■ GIVEN RECORDS
════════════════

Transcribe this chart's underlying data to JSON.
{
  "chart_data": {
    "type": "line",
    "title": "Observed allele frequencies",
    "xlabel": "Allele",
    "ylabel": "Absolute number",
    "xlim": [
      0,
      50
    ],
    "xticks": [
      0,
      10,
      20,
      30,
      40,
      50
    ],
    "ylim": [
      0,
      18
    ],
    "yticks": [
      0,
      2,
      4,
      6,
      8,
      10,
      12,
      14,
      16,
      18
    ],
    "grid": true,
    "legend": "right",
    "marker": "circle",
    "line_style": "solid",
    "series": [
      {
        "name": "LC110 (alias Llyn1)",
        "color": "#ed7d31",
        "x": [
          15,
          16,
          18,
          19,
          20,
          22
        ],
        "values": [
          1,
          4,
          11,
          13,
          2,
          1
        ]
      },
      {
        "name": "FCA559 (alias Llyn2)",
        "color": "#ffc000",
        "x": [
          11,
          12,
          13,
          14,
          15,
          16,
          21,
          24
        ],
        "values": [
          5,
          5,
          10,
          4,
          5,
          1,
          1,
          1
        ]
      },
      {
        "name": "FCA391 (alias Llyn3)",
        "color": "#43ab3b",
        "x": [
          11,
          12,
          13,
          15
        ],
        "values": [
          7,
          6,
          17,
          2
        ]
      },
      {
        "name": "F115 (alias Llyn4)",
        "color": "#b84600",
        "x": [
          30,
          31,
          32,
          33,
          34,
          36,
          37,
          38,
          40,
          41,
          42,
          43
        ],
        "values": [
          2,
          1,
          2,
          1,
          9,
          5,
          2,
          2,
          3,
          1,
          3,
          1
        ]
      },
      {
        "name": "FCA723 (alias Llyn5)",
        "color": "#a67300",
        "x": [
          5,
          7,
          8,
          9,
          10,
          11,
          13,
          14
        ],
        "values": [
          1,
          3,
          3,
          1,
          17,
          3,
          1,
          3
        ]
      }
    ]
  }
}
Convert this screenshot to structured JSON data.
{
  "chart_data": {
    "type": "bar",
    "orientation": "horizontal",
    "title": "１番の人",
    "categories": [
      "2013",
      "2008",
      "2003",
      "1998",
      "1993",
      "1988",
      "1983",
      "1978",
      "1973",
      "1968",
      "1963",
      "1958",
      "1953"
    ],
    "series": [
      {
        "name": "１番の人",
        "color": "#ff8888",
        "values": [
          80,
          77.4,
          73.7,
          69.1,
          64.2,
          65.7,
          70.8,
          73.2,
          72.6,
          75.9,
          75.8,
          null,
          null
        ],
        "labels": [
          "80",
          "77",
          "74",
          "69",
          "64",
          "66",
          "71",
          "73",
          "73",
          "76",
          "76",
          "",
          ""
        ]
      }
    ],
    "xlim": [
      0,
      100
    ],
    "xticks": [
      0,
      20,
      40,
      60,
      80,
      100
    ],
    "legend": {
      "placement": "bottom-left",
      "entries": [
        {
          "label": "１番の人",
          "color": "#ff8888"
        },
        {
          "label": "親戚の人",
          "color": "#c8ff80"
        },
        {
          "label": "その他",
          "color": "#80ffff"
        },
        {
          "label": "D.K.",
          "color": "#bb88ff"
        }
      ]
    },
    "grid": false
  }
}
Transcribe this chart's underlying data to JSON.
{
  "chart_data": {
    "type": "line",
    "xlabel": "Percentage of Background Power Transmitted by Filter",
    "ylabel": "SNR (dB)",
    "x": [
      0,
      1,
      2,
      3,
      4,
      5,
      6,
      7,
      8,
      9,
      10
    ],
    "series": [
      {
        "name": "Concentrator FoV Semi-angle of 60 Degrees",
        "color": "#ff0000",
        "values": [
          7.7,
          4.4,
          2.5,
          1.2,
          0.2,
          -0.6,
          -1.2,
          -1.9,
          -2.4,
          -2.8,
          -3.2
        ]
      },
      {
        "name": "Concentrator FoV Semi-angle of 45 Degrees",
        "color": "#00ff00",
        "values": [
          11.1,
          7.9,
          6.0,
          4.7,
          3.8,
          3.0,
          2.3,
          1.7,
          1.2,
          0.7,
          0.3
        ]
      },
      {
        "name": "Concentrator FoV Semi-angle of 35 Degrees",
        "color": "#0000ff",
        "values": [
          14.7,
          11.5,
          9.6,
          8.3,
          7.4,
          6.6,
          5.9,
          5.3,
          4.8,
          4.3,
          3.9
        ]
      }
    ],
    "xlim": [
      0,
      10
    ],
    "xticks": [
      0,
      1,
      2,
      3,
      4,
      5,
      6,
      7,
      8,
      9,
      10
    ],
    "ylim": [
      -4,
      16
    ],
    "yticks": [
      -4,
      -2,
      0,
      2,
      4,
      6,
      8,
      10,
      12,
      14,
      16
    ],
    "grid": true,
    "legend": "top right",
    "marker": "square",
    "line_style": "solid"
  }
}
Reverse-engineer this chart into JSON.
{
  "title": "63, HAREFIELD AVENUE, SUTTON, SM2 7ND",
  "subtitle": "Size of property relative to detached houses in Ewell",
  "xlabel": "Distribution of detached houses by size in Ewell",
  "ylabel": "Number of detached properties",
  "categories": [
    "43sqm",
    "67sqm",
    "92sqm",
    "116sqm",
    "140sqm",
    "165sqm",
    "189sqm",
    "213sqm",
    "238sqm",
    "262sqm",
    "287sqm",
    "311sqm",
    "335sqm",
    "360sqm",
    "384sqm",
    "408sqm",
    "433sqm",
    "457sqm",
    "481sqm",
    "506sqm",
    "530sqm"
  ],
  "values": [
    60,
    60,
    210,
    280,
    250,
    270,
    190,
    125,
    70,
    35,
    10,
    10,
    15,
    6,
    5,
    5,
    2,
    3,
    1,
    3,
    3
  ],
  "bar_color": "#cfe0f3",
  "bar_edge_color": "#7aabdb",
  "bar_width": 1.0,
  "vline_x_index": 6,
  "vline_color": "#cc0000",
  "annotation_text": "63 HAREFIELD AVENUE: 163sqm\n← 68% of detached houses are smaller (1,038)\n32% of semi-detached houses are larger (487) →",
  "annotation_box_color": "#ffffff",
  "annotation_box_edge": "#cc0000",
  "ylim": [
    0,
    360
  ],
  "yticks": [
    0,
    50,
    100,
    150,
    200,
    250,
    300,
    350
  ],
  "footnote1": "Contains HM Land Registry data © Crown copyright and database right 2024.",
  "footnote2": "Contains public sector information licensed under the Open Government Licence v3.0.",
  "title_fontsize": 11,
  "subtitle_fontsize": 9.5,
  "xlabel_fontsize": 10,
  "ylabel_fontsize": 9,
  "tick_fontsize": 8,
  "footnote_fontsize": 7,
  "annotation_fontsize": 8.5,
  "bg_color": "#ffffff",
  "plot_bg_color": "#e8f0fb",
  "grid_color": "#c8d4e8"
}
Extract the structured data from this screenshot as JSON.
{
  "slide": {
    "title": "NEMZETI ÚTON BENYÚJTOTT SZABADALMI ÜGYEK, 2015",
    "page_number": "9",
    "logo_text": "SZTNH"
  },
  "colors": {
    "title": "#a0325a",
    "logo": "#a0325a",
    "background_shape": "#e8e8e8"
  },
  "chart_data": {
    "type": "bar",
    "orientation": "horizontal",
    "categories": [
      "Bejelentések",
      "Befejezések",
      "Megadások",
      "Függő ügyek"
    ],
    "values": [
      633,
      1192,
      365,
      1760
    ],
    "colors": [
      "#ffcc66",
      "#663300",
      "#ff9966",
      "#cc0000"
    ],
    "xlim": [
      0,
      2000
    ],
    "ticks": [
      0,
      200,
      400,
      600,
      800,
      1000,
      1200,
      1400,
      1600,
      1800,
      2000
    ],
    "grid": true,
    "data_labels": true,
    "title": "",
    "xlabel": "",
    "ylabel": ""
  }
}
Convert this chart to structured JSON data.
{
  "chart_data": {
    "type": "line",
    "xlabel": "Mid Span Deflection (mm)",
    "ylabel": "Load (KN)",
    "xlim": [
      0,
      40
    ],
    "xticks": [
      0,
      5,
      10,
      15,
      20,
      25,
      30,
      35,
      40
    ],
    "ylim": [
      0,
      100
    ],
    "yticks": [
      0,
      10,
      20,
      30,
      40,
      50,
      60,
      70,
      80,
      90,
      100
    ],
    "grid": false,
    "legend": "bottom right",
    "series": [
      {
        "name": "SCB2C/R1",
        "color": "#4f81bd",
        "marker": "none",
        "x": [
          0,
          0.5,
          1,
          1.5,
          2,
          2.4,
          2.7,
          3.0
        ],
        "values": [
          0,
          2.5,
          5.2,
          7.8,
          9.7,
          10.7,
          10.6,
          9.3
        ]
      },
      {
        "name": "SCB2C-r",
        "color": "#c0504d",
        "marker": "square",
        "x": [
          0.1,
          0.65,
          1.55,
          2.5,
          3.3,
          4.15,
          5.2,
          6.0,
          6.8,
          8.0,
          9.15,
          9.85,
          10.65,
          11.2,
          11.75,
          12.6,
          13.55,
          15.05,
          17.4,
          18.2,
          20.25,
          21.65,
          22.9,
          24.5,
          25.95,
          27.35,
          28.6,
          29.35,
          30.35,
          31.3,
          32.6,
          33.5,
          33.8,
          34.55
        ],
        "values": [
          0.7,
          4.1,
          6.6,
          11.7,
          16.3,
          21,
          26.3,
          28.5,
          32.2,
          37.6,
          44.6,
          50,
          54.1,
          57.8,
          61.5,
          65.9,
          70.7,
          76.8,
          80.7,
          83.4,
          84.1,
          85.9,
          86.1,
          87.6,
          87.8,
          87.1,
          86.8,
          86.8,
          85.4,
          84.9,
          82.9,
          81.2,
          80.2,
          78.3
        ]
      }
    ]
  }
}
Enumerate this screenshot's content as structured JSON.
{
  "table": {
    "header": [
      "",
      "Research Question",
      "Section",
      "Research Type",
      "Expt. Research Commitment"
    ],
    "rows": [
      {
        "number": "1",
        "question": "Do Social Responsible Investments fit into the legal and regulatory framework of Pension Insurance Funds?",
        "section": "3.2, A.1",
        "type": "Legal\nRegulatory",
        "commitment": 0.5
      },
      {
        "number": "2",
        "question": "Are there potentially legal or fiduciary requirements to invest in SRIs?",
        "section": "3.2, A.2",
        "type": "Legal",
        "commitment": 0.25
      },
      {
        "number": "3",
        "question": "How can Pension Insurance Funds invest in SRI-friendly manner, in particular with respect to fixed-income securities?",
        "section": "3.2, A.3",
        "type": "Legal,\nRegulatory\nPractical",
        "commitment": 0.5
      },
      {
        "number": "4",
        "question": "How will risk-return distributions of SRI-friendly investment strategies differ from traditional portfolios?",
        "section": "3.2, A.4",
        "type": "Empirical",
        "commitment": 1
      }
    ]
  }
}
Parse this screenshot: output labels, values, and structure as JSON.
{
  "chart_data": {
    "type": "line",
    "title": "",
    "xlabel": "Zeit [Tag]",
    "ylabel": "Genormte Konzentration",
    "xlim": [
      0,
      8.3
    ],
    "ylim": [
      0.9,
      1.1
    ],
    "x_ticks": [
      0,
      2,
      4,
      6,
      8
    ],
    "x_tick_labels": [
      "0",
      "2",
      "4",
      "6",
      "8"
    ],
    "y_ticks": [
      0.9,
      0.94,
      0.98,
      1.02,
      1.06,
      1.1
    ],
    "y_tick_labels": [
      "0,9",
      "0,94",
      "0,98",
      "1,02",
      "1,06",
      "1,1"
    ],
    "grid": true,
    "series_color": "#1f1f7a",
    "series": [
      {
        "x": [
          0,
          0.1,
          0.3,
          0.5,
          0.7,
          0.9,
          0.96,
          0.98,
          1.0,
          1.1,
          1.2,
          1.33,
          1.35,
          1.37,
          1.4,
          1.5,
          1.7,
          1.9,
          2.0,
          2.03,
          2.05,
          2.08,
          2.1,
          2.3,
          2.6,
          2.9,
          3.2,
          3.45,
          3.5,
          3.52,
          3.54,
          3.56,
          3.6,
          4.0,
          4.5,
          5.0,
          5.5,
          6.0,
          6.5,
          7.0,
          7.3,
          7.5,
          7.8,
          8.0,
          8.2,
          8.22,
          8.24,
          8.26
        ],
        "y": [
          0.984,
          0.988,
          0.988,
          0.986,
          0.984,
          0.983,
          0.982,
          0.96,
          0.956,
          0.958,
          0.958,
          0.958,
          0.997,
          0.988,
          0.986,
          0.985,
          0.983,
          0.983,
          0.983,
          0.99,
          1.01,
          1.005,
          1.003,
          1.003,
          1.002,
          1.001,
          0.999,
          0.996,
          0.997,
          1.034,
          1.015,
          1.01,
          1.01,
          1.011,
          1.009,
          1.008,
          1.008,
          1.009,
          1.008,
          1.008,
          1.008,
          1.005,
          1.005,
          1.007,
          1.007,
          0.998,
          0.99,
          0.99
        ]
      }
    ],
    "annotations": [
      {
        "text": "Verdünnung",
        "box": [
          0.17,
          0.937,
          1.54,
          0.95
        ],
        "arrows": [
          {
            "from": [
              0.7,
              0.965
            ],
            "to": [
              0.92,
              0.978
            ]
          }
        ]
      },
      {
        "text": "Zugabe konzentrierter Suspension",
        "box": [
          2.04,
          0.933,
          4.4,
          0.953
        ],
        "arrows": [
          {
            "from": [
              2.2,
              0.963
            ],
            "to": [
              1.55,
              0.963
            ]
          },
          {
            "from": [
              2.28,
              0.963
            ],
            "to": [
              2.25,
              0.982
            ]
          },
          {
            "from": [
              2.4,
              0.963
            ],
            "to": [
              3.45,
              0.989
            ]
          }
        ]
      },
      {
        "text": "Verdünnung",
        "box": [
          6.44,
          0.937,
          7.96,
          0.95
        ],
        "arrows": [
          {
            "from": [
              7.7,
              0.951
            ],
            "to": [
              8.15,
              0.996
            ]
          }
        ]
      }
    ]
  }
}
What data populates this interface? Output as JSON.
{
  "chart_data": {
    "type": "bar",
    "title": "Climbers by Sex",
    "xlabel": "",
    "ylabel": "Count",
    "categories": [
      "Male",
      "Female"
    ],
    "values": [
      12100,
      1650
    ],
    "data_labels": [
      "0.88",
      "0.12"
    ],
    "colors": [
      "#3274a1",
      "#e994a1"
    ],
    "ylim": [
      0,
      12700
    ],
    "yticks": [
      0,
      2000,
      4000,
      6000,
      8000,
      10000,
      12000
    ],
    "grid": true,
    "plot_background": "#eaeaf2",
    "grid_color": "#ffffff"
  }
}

════════════════

■ WHAT NEEDS TO BE DONE
Only the number is wanted: how many lines of the material above include the word "legend"?

■ FINAL ANSWER
4